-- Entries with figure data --
★ ★ ★ ★
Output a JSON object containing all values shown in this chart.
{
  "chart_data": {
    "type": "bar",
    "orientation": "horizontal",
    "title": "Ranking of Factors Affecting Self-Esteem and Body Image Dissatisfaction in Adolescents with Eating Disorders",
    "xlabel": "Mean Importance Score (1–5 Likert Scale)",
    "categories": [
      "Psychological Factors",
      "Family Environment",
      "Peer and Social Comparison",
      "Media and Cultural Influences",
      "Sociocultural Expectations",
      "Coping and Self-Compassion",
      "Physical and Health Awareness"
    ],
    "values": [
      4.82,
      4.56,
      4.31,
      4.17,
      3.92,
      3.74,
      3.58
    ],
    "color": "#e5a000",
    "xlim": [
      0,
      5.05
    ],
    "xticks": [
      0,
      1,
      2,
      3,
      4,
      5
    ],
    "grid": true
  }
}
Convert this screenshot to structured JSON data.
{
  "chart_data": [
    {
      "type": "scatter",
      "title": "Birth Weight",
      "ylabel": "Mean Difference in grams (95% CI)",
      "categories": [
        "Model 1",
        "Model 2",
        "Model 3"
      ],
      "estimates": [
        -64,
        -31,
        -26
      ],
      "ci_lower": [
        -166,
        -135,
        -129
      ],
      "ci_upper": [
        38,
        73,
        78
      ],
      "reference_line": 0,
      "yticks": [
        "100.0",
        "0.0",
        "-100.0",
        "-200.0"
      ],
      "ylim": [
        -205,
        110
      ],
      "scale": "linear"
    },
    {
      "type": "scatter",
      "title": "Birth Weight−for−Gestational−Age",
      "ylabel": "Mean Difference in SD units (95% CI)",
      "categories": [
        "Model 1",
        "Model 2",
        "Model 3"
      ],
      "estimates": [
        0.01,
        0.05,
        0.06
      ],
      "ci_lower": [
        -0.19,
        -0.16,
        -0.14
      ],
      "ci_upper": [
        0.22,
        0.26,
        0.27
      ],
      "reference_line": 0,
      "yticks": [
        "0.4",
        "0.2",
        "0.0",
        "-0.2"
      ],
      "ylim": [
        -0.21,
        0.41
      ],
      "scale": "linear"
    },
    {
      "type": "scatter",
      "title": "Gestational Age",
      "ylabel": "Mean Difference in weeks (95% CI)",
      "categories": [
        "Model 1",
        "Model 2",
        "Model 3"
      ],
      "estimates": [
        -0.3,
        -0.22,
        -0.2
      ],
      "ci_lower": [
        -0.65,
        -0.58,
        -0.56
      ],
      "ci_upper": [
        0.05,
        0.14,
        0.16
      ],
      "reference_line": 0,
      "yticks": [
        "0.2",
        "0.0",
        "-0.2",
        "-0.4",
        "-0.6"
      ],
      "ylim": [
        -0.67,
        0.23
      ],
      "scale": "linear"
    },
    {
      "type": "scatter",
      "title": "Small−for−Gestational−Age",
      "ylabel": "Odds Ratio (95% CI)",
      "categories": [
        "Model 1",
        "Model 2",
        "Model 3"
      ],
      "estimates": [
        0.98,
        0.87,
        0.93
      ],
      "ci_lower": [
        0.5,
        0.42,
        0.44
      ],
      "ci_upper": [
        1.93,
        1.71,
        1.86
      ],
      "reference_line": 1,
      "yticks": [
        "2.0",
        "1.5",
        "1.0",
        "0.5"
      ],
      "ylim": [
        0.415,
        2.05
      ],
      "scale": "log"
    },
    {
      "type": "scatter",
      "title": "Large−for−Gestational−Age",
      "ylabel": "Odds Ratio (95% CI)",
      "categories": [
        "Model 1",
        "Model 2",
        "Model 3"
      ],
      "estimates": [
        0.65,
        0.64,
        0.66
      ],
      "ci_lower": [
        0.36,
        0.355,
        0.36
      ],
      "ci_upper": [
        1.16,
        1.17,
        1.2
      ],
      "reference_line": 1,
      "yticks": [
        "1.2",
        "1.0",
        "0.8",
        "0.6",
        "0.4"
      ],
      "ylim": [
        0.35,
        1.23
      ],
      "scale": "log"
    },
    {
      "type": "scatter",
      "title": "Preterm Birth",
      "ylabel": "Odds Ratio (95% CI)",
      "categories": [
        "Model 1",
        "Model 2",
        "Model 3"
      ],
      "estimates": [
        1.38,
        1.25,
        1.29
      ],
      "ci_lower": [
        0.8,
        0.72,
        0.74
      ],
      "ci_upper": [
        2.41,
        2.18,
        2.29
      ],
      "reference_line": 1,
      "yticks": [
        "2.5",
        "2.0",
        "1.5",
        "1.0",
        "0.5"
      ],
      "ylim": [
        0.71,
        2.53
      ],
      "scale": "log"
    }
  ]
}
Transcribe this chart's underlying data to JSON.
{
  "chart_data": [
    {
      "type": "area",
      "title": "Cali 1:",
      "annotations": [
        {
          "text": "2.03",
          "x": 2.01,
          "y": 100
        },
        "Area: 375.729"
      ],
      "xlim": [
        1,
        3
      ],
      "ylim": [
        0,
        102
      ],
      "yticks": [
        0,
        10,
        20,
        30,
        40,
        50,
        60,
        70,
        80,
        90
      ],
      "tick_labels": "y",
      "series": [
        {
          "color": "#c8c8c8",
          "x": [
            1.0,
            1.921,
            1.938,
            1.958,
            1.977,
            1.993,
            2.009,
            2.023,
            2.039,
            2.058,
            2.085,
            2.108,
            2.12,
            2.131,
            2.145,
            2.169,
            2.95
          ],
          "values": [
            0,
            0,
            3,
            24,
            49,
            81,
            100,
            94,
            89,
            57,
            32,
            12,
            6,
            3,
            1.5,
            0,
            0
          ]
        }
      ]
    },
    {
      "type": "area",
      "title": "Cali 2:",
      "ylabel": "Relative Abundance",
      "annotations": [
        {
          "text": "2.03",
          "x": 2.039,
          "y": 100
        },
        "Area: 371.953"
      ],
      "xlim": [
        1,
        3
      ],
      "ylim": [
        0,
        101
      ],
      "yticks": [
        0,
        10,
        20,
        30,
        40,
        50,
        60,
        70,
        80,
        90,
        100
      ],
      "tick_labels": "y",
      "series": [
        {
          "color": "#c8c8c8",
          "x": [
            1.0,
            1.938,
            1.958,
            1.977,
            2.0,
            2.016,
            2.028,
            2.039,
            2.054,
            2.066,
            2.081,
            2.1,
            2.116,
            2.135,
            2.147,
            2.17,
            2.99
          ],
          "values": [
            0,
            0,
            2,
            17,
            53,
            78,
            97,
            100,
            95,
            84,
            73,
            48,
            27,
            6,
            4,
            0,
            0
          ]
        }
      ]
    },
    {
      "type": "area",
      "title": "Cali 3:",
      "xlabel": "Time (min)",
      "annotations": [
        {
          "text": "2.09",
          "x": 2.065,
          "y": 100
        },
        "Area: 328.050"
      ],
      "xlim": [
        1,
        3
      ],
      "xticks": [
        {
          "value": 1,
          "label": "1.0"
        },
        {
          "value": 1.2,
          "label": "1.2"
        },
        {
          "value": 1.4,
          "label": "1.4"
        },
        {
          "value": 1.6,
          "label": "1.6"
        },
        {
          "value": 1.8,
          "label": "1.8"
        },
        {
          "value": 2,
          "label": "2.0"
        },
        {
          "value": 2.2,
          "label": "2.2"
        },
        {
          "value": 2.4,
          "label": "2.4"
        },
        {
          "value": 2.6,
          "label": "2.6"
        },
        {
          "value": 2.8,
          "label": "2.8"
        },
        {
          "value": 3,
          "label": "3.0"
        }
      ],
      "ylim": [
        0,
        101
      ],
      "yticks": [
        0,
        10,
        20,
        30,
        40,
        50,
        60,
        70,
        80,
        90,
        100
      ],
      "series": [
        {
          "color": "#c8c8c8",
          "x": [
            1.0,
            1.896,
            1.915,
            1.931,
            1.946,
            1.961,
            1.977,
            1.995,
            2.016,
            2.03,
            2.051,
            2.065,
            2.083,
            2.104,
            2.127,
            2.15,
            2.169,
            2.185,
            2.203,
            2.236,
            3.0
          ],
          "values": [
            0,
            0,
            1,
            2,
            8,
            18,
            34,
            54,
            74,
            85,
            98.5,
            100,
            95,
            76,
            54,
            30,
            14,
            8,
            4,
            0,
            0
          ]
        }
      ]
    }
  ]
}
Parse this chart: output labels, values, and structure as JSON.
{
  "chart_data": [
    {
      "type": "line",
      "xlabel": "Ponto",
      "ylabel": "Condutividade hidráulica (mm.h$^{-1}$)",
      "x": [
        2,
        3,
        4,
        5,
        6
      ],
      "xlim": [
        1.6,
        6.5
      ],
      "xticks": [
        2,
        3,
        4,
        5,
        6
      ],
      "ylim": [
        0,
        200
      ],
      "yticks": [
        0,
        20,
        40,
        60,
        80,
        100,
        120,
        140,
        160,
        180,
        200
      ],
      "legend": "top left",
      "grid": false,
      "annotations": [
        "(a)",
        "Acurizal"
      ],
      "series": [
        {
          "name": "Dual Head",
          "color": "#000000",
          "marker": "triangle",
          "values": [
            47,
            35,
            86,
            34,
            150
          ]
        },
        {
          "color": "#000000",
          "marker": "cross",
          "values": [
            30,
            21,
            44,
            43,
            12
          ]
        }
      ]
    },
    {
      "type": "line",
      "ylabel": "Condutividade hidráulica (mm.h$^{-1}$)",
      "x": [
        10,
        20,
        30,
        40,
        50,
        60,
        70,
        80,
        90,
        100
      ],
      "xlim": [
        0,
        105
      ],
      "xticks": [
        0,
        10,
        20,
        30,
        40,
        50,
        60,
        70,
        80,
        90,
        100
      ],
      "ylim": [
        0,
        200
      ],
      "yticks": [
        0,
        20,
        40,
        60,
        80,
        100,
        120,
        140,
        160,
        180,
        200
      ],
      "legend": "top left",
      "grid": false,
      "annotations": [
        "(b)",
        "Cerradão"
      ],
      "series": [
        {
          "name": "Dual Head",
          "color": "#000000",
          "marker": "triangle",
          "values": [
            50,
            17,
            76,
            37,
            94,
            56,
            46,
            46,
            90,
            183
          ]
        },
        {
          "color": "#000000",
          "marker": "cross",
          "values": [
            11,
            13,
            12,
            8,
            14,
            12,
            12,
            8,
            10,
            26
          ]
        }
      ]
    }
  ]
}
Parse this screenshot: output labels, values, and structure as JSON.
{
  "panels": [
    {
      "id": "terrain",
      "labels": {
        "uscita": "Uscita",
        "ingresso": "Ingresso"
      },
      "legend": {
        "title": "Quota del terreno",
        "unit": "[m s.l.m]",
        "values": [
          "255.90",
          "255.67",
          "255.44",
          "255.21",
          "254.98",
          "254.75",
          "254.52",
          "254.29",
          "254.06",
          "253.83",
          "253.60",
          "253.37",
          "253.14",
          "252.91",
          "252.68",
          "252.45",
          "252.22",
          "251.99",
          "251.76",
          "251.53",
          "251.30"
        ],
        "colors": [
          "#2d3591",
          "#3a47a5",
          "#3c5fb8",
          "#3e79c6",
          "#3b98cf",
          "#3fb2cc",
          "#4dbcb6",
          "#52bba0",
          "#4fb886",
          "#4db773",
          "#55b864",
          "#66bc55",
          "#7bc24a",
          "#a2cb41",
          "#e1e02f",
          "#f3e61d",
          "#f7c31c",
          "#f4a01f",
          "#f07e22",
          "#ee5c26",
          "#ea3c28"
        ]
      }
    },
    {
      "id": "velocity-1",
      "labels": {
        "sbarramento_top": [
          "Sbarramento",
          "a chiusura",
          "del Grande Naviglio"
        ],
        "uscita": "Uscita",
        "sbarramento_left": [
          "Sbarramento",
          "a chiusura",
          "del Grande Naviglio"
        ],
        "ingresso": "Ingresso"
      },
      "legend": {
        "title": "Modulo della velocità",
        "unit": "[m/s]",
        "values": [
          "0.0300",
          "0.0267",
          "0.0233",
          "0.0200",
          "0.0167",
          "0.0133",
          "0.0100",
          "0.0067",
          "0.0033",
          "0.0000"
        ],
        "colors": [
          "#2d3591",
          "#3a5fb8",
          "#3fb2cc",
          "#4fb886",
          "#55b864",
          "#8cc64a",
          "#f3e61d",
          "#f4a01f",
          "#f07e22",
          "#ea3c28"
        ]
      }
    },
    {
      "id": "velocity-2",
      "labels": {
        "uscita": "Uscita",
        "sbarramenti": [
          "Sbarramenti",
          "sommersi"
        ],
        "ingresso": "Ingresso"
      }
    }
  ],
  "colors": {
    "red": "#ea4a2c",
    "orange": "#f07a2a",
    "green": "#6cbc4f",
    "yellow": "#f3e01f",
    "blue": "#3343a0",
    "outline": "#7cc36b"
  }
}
★ ★ ★ ★
Copy down every line of the entries containing the word "Self".

    "title": "Ranking of Factors Affecting Self-Esteem and Body Image Dissatisfaction in Adolescents with Eating Disorders",
      "Coping and Self-Compassion",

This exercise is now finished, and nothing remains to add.